TEXT EXTRACT
---+---

In 1974, an aging Muhammad Ali was facing the much stronger George Foreman in a bout that came to be known as “The Rumble in the Jungle.” Entering the ring Foreman, while not particularly popular was, by all accounts, the big odds on favorite not only to defeat Ali but to knock him out early and humiliatingly.
Recognizing that he would be unable to defeat Foreman by going toe-to-toe with this behemoth, Ali employed a strategy that came to be known as the “rope-a-dope.”
The “rope-a-dope” has the inferior boxer leaning himself up against the ropes in the ring, allowing himself to be pummeled by his opponent, the intention being, that by covering up and weathering the attacks, the superior fighter will eventually punch himself out, giving the less powerful fighter the chance to then land a knock-out blow.
If this strategy in the ring is called the “rope-a-dope,” in the Hillary Clinton/Barack Obama bout, Obama — the underdog to the behemoth of the Democratic Party, Hillary Clinton — could be said to be employing the “Hope-a-dope.”
For years, Hillary Clinton was the one to beat, the “inevitable” nominee of the Democratic Party. Obama knew he simply could not win the nomination if he attempted to go toe-to-toe with her, exchanging policy ideas, points and counterpoints.

---+---

DATASET EXTRACT

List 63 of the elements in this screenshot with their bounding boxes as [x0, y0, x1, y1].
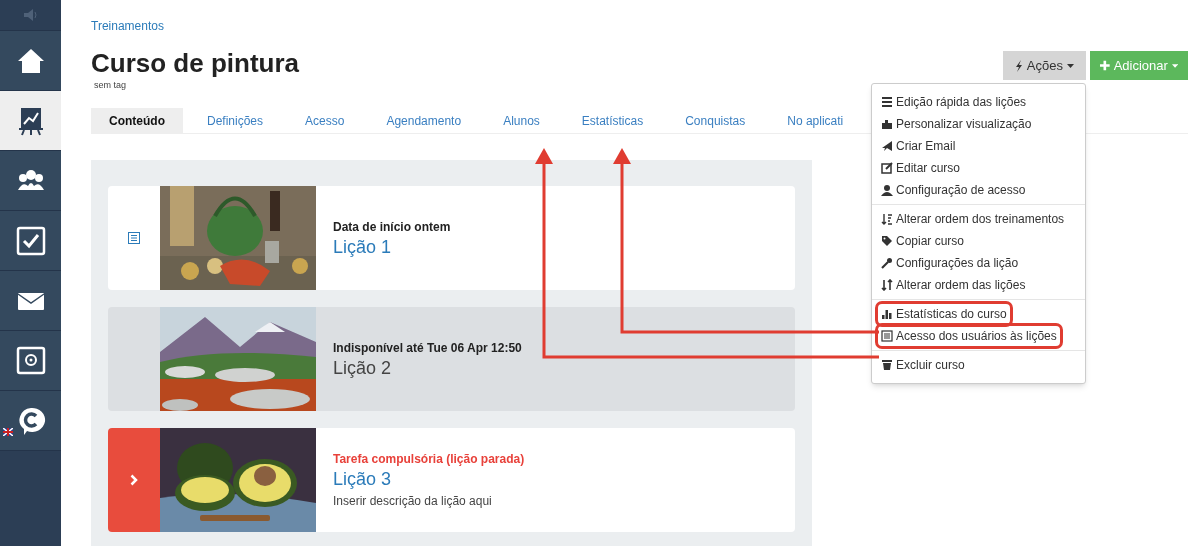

---+---

Please reproduce the Ali and Obama text word for word, from its first sentence to its last.

OUTPUT OF THE EXERCISE
In 1974, an aging Muhammad Ali was facing the much stronger George Foreman in a bout that came to be known as “The Rumble in the Jungle.” Entering the ring Foreman, while not particularly popular was, by all accounts, the big odds on favorite not only to defeat Ali but to knock him out early and humiliatingly.
Recognizing that he would be unable to defeat Foreman by going toe-to-toe with this behemoth, Ali employed a strategy that came to be known as the “rope-a-dope.”
The “rope-a-dope” has the inferior boxer leaning himself up against the ropes in the ring, allowing himself to be pummeled by his opponent, the intention being, that by covering up and weathering the attacks, the superior fighter will eventually punch himself out, giving the less powerful fighter the chance to then land a knock-out blow.
If this strategy in the ring is called the “rope-a-dope,” in the Hillary Clinton/Barack Obama bout, Obama — the underdog to the behemoth of the Democratic Party, Hillary Clinton — could be said to be employing the “Hope-a-dope.”
For years, Hillary Clinton was the one to beat, the “inevitable” nominee of the Democratic Party. Obama knew he simply could not win the nomination if he attempted to go toe-to-toe with her, exchanging policy ideas, points and counterpoints.